> TASK BRIEF
Which lines include the word "Michael"? Copy each of them.
## Begin DATA IN THIS EXERCISE
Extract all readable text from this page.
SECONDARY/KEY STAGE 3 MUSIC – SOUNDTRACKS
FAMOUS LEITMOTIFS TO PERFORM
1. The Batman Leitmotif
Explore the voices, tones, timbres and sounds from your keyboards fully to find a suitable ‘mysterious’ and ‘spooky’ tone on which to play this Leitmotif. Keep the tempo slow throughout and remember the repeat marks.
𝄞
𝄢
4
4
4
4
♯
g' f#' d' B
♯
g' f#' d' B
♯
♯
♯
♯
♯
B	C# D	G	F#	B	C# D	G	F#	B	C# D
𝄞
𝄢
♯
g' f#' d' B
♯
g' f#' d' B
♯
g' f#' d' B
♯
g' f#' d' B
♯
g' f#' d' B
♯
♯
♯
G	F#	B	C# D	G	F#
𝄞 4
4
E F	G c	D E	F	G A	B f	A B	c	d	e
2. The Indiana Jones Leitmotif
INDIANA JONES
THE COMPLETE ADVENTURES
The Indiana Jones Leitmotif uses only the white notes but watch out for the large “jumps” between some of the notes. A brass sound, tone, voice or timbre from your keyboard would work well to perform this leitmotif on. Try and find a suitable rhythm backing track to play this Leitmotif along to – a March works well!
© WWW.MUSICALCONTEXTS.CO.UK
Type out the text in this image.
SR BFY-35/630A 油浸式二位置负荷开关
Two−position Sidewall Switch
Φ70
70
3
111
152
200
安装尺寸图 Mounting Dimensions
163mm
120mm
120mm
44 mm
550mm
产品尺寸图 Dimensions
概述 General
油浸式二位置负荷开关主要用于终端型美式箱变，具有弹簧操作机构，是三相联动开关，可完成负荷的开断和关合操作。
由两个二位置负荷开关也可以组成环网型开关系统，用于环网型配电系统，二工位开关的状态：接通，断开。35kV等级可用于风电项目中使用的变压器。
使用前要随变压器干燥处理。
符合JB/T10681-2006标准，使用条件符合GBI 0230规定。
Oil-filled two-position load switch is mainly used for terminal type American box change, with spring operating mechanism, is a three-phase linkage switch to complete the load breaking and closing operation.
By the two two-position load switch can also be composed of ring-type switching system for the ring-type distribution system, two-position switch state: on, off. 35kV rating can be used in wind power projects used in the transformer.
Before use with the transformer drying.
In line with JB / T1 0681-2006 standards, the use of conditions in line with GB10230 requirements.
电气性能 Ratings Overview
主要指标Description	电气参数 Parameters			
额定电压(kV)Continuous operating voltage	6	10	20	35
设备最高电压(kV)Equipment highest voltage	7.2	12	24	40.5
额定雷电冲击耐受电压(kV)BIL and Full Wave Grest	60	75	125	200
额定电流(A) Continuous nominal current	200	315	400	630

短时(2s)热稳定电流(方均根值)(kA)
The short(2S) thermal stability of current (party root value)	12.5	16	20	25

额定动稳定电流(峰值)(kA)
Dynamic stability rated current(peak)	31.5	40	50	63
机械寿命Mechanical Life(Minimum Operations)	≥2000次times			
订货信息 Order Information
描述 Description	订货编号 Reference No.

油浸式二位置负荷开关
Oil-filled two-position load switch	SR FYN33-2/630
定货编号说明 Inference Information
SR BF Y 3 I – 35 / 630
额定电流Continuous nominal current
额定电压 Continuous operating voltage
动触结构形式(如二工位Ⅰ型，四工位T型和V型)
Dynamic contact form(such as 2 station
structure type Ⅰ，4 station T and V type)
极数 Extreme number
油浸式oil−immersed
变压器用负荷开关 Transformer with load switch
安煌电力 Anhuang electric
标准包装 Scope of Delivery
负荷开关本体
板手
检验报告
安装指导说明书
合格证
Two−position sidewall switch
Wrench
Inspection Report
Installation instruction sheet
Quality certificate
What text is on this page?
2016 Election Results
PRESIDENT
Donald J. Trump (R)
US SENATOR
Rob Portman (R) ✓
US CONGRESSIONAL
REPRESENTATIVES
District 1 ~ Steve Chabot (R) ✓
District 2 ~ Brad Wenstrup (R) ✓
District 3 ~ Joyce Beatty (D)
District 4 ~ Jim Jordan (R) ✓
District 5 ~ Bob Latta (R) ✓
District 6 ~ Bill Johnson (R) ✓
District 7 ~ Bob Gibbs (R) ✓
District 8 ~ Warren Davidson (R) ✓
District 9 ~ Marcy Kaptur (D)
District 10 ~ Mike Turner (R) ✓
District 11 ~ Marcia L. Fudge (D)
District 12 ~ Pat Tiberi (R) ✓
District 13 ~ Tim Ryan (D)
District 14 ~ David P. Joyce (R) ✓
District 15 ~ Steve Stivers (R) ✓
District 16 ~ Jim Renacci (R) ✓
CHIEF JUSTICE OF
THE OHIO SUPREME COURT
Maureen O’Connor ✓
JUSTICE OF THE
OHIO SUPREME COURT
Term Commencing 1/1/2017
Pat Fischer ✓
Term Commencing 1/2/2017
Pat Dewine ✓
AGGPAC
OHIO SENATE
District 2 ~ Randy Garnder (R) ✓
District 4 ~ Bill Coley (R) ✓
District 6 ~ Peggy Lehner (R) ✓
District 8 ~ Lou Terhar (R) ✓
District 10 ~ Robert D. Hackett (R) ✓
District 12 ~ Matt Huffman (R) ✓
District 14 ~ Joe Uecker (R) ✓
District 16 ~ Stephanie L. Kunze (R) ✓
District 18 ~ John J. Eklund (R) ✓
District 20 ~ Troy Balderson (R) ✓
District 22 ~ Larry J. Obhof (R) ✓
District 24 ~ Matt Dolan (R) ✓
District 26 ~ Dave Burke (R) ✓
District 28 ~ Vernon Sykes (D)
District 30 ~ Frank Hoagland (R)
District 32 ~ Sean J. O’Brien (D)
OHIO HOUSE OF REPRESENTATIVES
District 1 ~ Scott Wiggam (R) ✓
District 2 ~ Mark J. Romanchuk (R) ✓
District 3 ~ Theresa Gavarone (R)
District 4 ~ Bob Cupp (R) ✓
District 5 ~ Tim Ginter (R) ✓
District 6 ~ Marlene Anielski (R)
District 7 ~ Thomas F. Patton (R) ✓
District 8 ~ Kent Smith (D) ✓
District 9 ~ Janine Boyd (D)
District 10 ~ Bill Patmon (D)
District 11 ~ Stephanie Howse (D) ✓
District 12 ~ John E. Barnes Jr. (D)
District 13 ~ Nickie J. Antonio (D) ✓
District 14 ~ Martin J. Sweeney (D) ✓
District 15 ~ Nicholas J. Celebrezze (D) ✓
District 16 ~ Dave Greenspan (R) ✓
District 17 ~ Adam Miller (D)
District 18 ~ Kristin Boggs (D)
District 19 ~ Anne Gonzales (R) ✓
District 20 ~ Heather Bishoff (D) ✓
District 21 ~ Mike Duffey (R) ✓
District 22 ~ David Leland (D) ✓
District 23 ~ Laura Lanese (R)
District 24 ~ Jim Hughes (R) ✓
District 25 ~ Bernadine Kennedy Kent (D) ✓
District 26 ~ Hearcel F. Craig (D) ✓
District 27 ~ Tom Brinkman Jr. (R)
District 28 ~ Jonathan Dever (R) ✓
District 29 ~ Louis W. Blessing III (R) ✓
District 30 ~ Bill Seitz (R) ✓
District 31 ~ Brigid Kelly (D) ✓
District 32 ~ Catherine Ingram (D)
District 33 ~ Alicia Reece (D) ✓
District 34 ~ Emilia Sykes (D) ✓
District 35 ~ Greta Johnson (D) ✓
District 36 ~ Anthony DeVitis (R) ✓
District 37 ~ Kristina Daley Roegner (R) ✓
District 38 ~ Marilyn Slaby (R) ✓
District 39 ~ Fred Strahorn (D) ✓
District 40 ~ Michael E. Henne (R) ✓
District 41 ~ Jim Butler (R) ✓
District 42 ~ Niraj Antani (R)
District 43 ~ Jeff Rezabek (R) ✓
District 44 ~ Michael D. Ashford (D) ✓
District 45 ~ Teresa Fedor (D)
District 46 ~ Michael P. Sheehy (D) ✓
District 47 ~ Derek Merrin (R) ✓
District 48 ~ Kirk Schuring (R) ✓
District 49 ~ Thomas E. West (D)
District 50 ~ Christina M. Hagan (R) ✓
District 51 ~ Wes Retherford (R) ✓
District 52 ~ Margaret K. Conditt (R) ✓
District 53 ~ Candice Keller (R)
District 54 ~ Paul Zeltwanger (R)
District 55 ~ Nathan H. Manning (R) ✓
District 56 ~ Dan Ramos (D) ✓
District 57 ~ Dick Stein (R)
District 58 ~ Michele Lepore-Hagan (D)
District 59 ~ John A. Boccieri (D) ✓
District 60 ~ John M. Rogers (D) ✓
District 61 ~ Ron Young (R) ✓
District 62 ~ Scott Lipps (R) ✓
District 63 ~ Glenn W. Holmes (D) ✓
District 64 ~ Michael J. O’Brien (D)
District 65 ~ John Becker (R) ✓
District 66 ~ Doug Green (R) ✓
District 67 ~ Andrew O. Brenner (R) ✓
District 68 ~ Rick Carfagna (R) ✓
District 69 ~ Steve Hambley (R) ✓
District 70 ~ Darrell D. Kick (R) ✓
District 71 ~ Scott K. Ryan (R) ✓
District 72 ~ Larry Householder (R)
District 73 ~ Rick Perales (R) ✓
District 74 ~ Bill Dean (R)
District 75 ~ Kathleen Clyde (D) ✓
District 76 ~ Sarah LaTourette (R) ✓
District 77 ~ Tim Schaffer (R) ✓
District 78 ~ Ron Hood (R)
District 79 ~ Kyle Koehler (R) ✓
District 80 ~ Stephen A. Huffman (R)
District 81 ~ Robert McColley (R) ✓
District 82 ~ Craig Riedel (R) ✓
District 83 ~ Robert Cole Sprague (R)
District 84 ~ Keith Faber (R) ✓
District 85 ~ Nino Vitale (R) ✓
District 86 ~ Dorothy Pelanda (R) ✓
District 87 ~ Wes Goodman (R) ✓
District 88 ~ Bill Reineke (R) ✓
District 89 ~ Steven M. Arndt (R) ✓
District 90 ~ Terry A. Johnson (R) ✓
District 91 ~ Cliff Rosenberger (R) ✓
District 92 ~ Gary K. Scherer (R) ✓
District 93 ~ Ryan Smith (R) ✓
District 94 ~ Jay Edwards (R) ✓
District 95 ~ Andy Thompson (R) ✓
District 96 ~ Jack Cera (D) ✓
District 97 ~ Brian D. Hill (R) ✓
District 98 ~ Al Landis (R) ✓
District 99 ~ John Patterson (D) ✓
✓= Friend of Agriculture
## End DATA IN THIS EXERCISE
> WRITTEN SOLUTION
District 40 ~ Michael E. Henne (R) ✓
District 44 ~ Michael D. Ashford (D) ✓
District 46 ~ Michael P. Sheehy (D) ✓
District 64 ~ Michael J. O’Brien (D)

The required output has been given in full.